━━━━━ Supplied records
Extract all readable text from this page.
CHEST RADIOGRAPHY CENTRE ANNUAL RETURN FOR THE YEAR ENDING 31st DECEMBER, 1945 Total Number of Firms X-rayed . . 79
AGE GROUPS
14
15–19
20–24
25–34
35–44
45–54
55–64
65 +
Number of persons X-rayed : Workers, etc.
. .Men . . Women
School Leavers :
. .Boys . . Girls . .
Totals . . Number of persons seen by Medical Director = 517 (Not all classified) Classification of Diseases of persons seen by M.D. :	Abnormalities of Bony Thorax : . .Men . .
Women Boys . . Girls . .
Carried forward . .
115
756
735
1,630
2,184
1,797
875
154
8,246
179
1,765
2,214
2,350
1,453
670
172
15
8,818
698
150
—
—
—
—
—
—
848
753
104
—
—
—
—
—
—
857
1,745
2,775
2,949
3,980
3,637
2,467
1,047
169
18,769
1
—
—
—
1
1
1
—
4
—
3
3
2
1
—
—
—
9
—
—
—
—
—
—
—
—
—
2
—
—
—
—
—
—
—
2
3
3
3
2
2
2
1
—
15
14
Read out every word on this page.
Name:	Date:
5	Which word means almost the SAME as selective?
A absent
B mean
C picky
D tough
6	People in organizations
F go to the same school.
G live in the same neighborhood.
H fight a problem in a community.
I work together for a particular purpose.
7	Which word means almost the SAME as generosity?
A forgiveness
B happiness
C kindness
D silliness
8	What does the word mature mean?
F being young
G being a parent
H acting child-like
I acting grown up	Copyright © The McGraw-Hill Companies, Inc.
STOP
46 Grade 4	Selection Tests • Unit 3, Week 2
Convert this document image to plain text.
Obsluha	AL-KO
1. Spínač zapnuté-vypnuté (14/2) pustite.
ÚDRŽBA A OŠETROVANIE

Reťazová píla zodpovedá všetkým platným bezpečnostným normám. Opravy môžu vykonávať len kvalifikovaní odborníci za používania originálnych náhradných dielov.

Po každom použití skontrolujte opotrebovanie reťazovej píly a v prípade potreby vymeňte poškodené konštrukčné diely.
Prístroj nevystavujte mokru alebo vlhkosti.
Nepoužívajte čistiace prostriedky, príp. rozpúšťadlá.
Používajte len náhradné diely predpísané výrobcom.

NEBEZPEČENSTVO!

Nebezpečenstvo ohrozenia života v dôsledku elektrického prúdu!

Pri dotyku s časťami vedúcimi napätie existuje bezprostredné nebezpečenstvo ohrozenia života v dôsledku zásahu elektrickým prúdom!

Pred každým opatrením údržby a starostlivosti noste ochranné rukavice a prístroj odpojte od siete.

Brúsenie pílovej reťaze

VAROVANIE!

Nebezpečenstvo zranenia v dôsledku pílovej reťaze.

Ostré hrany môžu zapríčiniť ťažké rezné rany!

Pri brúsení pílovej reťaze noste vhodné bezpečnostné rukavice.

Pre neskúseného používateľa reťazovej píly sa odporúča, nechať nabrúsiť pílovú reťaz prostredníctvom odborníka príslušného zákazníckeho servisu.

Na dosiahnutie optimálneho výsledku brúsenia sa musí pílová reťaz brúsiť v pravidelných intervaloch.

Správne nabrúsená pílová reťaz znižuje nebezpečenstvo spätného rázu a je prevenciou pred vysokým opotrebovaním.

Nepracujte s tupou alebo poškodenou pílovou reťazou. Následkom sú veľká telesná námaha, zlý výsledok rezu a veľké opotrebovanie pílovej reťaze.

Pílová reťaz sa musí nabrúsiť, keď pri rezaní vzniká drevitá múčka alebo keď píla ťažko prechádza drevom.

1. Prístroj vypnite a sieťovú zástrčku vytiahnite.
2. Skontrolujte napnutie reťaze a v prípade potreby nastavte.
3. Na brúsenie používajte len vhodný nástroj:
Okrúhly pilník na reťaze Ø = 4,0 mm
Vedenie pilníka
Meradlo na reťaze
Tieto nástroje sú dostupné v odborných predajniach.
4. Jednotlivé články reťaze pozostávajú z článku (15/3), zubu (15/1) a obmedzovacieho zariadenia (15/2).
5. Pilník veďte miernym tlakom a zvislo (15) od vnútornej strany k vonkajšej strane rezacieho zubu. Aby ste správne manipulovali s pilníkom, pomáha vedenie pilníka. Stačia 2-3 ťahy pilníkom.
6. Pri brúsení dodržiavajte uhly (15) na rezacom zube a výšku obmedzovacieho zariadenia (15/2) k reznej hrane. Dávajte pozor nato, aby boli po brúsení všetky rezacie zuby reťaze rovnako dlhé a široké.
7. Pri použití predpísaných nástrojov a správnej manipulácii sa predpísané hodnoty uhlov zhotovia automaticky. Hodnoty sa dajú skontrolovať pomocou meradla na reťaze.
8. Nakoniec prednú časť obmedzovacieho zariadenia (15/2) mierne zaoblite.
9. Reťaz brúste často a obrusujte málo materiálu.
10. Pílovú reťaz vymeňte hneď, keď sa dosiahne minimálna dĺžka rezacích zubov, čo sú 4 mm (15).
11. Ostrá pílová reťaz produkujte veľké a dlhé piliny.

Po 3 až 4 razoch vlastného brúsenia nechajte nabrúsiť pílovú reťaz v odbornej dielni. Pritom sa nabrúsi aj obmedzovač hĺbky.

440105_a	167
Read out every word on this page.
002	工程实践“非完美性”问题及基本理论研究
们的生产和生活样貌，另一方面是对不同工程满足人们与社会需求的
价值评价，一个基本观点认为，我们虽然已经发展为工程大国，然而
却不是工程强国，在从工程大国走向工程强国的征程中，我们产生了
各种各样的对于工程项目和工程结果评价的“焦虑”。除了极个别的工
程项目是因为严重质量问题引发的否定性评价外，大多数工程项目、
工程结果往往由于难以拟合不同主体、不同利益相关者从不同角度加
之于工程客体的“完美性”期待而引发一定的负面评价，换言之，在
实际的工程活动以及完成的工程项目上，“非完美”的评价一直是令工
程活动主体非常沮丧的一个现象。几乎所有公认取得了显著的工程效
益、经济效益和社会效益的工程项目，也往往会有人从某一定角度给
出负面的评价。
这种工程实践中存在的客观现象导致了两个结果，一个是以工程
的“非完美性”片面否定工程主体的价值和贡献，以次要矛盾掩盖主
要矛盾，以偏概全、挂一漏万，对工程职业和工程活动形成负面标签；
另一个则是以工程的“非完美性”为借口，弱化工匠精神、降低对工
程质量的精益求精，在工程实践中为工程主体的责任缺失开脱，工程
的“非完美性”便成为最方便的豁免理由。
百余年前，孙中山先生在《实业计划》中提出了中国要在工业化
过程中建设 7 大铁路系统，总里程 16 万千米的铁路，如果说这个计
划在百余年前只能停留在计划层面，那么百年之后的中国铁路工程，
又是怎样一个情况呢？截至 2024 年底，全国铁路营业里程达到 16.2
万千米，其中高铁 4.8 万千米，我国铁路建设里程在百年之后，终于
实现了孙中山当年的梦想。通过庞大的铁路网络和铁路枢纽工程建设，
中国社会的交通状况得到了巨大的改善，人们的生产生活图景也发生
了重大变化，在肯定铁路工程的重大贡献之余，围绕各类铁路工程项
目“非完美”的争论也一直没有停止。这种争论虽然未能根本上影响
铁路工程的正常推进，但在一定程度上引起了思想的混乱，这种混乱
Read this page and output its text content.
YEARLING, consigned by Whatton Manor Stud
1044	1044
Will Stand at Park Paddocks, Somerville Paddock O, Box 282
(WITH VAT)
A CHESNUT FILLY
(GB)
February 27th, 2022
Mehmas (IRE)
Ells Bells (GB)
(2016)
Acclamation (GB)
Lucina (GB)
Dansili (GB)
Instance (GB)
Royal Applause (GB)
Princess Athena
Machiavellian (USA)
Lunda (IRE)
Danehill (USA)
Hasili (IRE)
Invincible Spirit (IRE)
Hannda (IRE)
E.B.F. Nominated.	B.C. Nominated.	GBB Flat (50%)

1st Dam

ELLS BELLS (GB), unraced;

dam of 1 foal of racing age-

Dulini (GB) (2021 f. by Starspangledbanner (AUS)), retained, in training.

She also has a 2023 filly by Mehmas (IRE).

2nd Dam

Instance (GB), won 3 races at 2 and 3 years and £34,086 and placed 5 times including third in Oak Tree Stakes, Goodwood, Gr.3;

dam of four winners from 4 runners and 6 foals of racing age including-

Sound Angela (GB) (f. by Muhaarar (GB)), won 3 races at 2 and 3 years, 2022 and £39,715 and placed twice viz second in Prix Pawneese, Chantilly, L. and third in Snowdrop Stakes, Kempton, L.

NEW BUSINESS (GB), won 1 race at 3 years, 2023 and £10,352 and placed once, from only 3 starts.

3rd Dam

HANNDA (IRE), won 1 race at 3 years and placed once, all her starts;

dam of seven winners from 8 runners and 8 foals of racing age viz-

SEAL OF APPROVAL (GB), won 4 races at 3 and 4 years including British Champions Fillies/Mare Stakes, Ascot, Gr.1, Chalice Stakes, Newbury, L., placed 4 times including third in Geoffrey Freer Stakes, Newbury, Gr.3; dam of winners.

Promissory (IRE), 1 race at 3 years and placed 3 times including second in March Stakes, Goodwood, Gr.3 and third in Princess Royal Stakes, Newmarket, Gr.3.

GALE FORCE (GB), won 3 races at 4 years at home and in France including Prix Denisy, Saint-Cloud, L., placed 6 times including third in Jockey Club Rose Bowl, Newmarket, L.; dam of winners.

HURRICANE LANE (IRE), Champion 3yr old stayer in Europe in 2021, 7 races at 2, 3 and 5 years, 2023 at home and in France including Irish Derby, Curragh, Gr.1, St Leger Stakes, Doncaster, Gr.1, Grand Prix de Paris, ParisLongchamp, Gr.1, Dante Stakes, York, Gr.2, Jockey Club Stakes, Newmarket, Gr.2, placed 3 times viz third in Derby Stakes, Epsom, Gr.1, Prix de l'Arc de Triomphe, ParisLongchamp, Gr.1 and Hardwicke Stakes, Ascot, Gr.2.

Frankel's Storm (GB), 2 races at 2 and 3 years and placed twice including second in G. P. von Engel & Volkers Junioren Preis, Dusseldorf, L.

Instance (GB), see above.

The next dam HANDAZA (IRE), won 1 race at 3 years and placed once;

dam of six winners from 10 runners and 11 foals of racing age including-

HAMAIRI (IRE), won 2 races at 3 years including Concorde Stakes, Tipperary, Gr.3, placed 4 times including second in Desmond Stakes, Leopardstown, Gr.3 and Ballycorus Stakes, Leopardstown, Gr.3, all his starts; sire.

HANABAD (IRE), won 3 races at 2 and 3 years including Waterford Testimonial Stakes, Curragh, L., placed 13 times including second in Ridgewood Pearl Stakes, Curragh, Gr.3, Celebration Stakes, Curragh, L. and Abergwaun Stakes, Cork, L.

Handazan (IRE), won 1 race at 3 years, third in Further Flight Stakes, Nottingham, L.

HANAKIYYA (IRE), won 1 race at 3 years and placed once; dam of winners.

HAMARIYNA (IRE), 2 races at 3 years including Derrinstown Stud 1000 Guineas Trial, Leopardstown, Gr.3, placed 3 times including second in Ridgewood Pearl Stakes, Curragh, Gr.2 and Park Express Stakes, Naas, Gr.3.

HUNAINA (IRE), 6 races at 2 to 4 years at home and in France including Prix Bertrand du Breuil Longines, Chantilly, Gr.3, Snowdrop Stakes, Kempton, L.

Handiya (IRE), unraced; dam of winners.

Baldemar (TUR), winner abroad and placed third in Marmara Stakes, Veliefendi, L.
━━━━━━━━━━
Given task:
Find the word "dôsledku" in the material, then list each line that holds it.

Full response:
Nebezpečenstvo ohrozenia života v dôsledku elektrického prúdu!
Pri dotyku s časťami vedúcimi napätie existuje bezprostredné nebezpečenstvo ohrozenia života v dôsledku zásahu elektrickým prúdom!
Nebezpečenstvo zranenia v dôsledku pílovej reťaze.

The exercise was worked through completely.